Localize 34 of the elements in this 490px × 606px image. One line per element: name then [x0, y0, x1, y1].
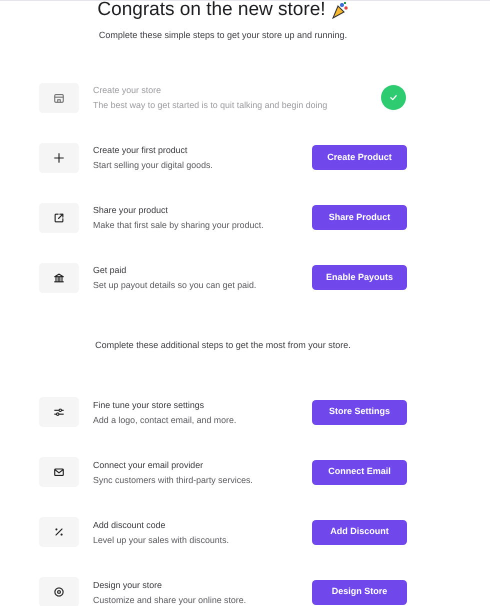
- step-description: The best way to get started is to quit talking and begin doing: [93, 99, 328, 111]
- step-description: Customize and share your online store.: [93, 594, 248, 606]
- step-title: Add discount code: [93, 518, 166, 530]
- step-description: Sync customers with third-party services.: [93, 474, 254, 486]
- action-button[interactable]: Share Product: [312, 205, 407, 230]
- store-icon: [53, 92, 65, 104]
- step-title: Fine tune your store settings: [93, 398, 205, 410]
- step-description: Add a logo, contact email, and more.: [93, 414, 238, 426]
- step-description: Level up your sales with discounts.: [93, 534, 230, 546]
- step-title: Create your first product: [93, 144, 188, 156]
- subtitle: Complete these simple steps to get your store up and running.: [98, 29, 348, 42]
- step-title: Connect your email provider: [93, 458, 204, 470]
- action-button[interactable]: Enable Payouts: [312, 265, 407, 290]
- action-button[interactable]: Connect Email: [312, 460, 407, 484]
- section-subtitle: Complete these additional steps to get the most from your store.: [94, 338, 352, 352]
- bank-icon: [53, 272, 65, 284]
- step-description: Make that first sale by sharing your product.: [93, 219, 265, 231]
- action-button[interactable]: Create Product: [312, 145, 407, 170]
- step-title: Share your product: [93, 204, 169, 216]
- step-title: Create your store: [93, 84, 162, 96]
- sliders-icon: [53, 406, 65, 418]
- action-button[interactable]: Store Settings: [312, 400, 407, 424]
- party-popper-icon: [330, 1, 349, 19]
- percent-icon: [53, 526, 65, 538]
- mail-icon: [53, 466, 65, 478]
- action-button[interactable]: Design Store: [312, 580, 407, 604]
- step-description: Set up payout details so you can get paid.: [93, 279, 258, 291]
- step-description: Start selling your digital goods.: [93, 159, 214, 171]
- share-icon: [53, 212, 65, 224]
- step-title: Get paid: [93, 264, 128, 276]
- page-title: Congrats on the new store!: [97, 1, 326, 19]
- action-button[interactable]: Add Discount: [312, 520, 407, 544]
- plus-icon: [53, 152, 65, 164]
- step-title: Design your store: [93, 578, 163, 590]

=== Exercise ===
Please write out every line of the entry above word for word, leaving out the picture.

=== Answer below ===
Localize 34 of the elements in this 490px × 606px image. One line per element: name then [x0, y0, x1, y1].
- step-description: The best way to get started is to quit talking and begin doing: [93, 99, 328, 111]
- step-description: Customize and share your online store.: [93, 594, 248, 606]
- step-title: Add discount code: [93, 518, 166, 530]
- step-description: Sync customers with third-party services.: [93, 474, 254, 486]
- action-button[interactable]: Share Product: [312, 205, 407, 230]
- store-icon: [53, 92, 65, 104]
- step-title: Fine tune your store settings: [93, 398, 205, 410]
- step-description: Add a logo, contact email, and more.: [93, 414, 238, 426]
- step-description: Level up your sales with discounts.: [93, 534, 230, 546]
- step-title: Create your first product: [93, 144, 188, 156]
- subtitle: Complete these simple steps to get your store up and running.: [98, 29, 348, 42]
- step-title: Connect your email provider: [93, 458, 204, 470]
- action-button[interactable]: Enable Payouts: [312, 265, 407, 290]
- action-button[interactable]: Connect Email: [312, 460, 407, 484]
- section-subtitle: Complete these additional steps to get the most from your store.: [94, 338, 352, 352]
- bank-icon: [53, 272, 65, 284]
- step-description: Make that first sale by sharing your product.: [93, 219, 265, 231]
- action-button[interactable]: Create Product: [312, 145, 407, 170]
- step-title: Share your product: [93, 204, 169, 216]
- step-title: Create your store: [93, 84, 162, 96]
- sliders-icon: [53, 406, 65, 418]
- action-button[interactable]: Store Settings: [312, 400, 407, 424]
- party-popper-icon: [330, 1, 349, 19]
- percent-icon: [53, 526, 65, 538]
- mail-icon: [53, 466, 65, 478]
- action-button[interactable]: Design Store: [312, 580, 407, 604]
- step-description: Set up payout details so you can get paid.: [93, 279, 258, 291]
- step-description: Start selling your digital goods.: [93, 159, 214, 171]
- share-icon: [53, 212, 65, 224]
- step-title: Get paid: [93, 264, 128, 276]
- page-title: Congrats on the new store!: [97, 1, 326, 19]
- action-button[interactable]: Add Discount: [312, 520, 407, 544]
- plus-icon: [53, 152, 65, 164]
- step-title: Design your store: [93, 578, 163, 590]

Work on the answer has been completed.